◆ Bitte bearbeiten
1) Entnimm dem Lesetext den Abschnitt, der mit „Laut CNBC sagte“ beginnt und bis einschließlich „zur Laufzeit überwacht.“ reicht, und gib ihn wortgetreu wieder.
2) Um wie viel Prozent stiegen laut dem Lesetext die Aktien von CrowdStrike am Montag?

◆ Lesetext

((

Laut CNBC sagte CrowdStrike-CEO George Kurtz, dass das Verlangsamen der Entwicklung leistungsfähigerer KI-Modelle die Sicherheitsrisiken, die sie darstellen, nicht beseitigen würde. In einem Gespräch bei CNBCs „Mad Money“ sagte Kurtz, gefährliche „Frontier“- und Open-Weight-Modelle seien bereits verfügbar, und argumentierte, dass Cyberschutzmaßnahmen unabhängig davon erforderlich seien, ob KI-Labs die Entwicklung verlangsamen. Er sagte, dass KI-Agenten Training oder eingebaute Schutzvorkehrungen umgehen könnten, was eine weitere Sicherheitsebene erforderlich mache, die sie zur Laufzeit überwacht.

Die Aktien von CrowdStrike stiegen am Montag um knapp 14% auf einen neuen Rekord-Schlusskurs über 235 US-Dollar, während Palo Alto Networks nur knapp über 13% zulegte. Kurtz warnte außerdem vor einer staatlichen Regulierung, die seiner Ansicht nach die Wettbewerbsfähigkeit der USA im Bereich KI beeinträchtigen könnte, und sagte, Entwickler und Cybersicherheitsunternehmen sollten zusammenarbeiten, um sowohl im Labor als auch in der Produktion die Sicherheit zu verbessern.

))

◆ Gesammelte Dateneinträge
((

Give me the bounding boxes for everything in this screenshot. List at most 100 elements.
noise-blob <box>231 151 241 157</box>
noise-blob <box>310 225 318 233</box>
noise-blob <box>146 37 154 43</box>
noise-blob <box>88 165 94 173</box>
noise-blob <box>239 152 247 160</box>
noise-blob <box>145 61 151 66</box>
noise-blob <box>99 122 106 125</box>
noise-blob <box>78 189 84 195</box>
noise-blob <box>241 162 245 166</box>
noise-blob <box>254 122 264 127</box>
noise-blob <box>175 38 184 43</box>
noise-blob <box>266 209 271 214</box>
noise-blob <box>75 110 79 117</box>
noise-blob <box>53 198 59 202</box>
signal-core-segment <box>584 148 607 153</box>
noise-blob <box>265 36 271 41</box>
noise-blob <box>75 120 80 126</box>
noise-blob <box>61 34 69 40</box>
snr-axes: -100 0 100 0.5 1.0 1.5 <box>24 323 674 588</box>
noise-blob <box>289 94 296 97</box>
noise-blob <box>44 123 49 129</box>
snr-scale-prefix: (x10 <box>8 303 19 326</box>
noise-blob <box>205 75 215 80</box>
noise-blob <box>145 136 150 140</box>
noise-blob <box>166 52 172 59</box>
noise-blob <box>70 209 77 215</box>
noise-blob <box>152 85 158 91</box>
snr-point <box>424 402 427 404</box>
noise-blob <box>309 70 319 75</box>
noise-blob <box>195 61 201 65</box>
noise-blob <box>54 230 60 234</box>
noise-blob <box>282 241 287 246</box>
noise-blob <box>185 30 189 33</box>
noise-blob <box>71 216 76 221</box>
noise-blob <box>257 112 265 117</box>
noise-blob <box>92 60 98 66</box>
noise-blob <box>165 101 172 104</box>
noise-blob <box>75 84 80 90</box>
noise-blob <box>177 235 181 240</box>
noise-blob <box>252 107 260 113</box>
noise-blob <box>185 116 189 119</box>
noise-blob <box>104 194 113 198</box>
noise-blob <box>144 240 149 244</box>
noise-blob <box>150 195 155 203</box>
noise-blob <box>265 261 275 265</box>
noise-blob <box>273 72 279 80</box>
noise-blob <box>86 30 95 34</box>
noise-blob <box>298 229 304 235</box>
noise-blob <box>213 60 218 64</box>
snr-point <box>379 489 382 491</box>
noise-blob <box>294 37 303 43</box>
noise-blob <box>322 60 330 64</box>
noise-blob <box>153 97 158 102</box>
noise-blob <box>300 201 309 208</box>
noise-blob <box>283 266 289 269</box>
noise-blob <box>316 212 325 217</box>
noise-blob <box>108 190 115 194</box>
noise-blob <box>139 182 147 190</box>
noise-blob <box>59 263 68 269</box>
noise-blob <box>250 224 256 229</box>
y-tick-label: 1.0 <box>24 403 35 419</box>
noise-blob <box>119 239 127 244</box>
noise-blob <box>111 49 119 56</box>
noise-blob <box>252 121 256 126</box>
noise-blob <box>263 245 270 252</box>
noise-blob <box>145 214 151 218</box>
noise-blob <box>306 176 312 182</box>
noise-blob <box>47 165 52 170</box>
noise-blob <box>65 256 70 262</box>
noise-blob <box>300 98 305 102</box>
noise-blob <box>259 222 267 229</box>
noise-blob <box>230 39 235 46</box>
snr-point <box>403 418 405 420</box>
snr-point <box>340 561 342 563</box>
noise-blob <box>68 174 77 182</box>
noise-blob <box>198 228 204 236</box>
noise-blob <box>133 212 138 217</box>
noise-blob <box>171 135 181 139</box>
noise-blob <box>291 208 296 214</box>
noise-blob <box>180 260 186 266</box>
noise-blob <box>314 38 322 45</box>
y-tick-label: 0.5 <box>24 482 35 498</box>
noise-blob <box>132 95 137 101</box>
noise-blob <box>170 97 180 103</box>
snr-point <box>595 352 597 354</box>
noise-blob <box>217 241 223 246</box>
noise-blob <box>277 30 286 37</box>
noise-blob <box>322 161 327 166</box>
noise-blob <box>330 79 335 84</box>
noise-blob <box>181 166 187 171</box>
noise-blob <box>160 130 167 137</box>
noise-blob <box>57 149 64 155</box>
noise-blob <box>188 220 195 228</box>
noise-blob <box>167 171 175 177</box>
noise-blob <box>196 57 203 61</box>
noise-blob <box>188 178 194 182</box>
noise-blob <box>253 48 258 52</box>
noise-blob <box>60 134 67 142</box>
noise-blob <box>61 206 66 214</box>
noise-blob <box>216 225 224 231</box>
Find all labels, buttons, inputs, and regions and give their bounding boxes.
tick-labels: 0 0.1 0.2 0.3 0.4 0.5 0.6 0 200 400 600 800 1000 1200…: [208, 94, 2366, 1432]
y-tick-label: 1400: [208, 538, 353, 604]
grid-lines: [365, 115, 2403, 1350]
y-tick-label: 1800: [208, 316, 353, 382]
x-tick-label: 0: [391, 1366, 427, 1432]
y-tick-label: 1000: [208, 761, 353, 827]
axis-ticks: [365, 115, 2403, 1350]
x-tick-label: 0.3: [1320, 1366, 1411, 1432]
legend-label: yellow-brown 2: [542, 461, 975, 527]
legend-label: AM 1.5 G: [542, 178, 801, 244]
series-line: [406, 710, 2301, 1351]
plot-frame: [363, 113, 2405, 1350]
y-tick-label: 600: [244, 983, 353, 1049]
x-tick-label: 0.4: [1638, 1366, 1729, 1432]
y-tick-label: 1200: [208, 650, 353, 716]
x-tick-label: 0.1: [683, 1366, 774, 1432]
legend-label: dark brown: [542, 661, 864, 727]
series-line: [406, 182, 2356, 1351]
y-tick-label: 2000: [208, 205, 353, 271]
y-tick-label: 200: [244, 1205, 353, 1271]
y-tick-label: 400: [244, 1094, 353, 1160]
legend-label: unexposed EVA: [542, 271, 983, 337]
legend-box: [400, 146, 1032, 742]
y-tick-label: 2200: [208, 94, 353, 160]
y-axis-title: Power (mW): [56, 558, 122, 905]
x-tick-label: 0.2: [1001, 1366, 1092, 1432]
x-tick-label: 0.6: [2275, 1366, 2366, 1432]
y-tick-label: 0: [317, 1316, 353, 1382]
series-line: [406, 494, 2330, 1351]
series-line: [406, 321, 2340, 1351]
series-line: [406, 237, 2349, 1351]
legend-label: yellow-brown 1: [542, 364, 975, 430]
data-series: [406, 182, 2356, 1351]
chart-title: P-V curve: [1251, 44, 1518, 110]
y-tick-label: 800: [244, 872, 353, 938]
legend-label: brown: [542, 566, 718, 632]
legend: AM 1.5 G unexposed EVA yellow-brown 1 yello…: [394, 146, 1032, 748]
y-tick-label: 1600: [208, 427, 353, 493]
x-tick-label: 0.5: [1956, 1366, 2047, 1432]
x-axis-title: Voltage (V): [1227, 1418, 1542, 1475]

))

◆ Lösungen
1)
Laut CNBC sagte CrowdStrike-CEO George Kurtz, dass das Verlangsamen der Entwicklung leistungsfähigerer KI-Modelle die Sicherheitsrisiken, die sie darstellen, nicht beseitigen würde. In einem Gespräch bei CNBCs „Mad Money“ sagte Kurtz, gefährliche „Frontier“- und Open-Weight-Modelle seien bereits verfügbar, und argumentierte, dass Cyberschutzmaßnahmen unabhängig davon erforderlich seien, ob KI-Labs die Entwicklung verlangsamen. Er sagte, dass KI-Agenten Training oder eingebaute Schutzvorkehrungen umgehen könnten, was eine weitere Sicherheitsebene erforderlich mache, die sie zur Laufzeit überwacht.

2) Um knapp 14 %.